=== Dataset records ===

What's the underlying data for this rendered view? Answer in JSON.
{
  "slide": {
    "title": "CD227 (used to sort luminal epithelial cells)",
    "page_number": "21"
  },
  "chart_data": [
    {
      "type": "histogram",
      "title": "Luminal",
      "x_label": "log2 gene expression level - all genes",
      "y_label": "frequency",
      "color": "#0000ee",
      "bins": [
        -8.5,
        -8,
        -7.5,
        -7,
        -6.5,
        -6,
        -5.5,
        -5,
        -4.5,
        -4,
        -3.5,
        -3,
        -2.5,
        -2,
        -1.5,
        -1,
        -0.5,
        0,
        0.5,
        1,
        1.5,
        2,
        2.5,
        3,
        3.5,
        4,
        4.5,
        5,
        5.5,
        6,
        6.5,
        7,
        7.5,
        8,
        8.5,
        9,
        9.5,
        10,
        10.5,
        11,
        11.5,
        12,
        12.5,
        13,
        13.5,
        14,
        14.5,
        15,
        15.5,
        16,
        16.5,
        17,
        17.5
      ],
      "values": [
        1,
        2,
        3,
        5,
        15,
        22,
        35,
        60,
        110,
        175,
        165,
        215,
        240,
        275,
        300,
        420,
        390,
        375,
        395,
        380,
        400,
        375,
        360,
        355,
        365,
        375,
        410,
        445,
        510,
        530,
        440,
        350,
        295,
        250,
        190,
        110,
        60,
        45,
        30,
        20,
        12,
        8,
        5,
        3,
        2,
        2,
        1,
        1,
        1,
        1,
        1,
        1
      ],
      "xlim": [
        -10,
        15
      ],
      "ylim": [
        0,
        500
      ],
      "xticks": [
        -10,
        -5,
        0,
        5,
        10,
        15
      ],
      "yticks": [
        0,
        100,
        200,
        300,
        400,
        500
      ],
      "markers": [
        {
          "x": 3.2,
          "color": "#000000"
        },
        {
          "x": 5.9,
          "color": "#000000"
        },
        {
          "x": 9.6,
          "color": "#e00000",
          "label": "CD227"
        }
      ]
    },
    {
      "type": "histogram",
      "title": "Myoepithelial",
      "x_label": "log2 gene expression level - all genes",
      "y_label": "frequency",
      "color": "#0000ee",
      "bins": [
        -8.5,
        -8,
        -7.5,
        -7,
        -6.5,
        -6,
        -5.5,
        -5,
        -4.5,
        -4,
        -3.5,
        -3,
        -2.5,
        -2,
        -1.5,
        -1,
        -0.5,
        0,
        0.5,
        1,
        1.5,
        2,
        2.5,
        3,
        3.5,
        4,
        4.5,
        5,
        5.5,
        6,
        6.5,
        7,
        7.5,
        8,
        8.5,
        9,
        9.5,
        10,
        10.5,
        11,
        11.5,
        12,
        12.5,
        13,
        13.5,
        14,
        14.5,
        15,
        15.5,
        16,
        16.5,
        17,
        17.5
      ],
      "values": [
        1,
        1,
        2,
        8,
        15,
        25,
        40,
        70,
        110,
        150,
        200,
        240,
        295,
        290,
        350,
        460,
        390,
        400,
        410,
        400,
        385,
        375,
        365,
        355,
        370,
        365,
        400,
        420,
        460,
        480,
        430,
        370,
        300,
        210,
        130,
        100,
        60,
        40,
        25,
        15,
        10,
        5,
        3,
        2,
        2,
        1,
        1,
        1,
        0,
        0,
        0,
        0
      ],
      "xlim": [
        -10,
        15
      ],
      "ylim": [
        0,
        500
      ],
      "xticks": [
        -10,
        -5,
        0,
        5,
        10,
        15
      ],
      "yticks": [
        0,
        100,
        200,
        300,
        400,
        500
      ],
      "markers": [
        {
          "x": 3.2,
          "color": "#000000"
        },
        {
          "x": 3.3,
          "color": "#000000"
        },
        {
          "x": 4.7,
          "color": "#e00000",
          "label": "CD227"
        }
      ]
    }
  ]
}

===

— Assigned task —
Set down the data once more, exactly as shown above.

— The answer —
What's the underlying data for this rendered view? Answer in JSON.
{
  "slide": {
    "title": "CD227 (used to sort luminal epithelial cells)",
    "page_number": "21"
  },
  "chart_data": [
    {
      "type": "histogram",
      "title": "Luminal",
      "x_label": "log2 gene expression level - all genes",
      "y_label": "frequency",
      "color": "#0000ee",
      "bins": [
        -8.5,
        -8,
        -7.5,
        -7,
        -6.5,
        -6,
        -5.5,
        -5,
        -4.5,
        -4,
        -3.5,
        -3,
        -2.5,
        -2,
        -1.5,
        -1,
        -0.5,
        0,
        0.5,
        1,
        1.5,
        2,
        2.5,
        3,
        3.5,
        4,
        4.5,
        5,
        5.5,
        6,
        6.5,
        7,
        7.5,
        8,
        8.5,
        9,
        9.5,
        10,
        10.5,
        11,
        11.5,
        12,
        12.5,
        13,
        13.5,
        14,
        14.5,
        15,
        15.5,
        16,
        16.5,
        17,
        17.5
      ],
      "values": [
        1,
        2,
        3,
        5,
        15,
        22,
        35,
        60,
        110,
        175,
        165,
        215,
        240,
        275,
        300,
        420,
        390,
        375,
        395,
        380,
        400,
        375,
        360,
        355,
        365,
        375,
        410,
        445,
        510,
        530,
        440,
        350,
        295,
        250,
        190,
        110,
        60,
        45,
        30,
        20,
        12,
        8,
        5,
        3,
        2,
        2,
        1,
        1,
        1,
        1,
        1,
        1
      ],
      "xlim": [
        -10,
        15
      ],
      "ylim": [
        0,
        500
      ],
      "xticks": [
        -10,
        -5,
        0,
        5,
        10,
        15
      ],
      "yticks": [
        0,
        100,
        200,
        300,
        400,
        500
      ],
      "markers": [
        {
          "x": 3.2,
          "color": "#000000"
        },
        {
          "x": 5.9,
          "color": "#000000"
        },
        {
          "x": 9.6,
          "color": "#e00000",
          "label": "CD227"
        }
      ]
    },
    {
      "type": "histogram",
      "title": "Myoepithelial",
      "x_label": "log2 gene expression level - all genes",
      "y_label": "frequency",
      "color": "#0000ee",
      "bins": [
        -8.5,
        -8,
        -7.5,
        -7,
        -6.5,
        -6,
        -5.5,
        -5,
        -4.5,
        -4,
        -3.5,
        -3,
        -2.5,
        -2,
        -1.5,
        -1,
        -0.5,
        0,
        0.5,
        1,
        1.5,
        2,
        2.5,
        3,
        3.5,
        4,
        4.5,
        5,
        5.5,
        6,
        6.5,
        7,
        7.5,
        8,
        8.5,
        9,
        9.5,
        10,
        10.5,
        11,
        11.5,
        12,
        12.5,
        13,
        13.5,
        14,
        14.5,
        15,
        15.5,
        16,
        16.5,
        17,
        17.5
      ],
      "values": [
        1,
        1,
        2,
        8,
        15,
        25,
        40,
        70,
        110,
        150,
        200,
        240,
        295,
        290,
        350,
        460,
        390,
        400,
        410,
        400,
        385,
        375,
        365,
        355,
        370,
        365,
        400,
        420,
        460,
        480,
        430,
        370,
        300,
        210,
        130,
        100,
        60,
        40,
        25,
        15,
        10,
        5,
        3,
        2,
        2,
        1,
        1,
        1,
        0,
        0,
        0,
        0
      ],
      "xlim": [
        -10,
        15
      ],
      "ylim": [
        0,
        500
      ],
      "xticks": [
        -10,
        -5,
        0,
        5,
        10,
        15
      ],
      "yticks": [
        0,
        100,
        200,
        300,
        400,
        500
      ],
      "markers": [
        {
          "x": 3.2,
          "color": "#000000"
        },
        {
          "x": 3.3,
          "color": "#000000"
        },
        {
          "x": 4.7,
          "color": "#e00000",
          "label": "CD227"
        }
      ]
    }
  ]
}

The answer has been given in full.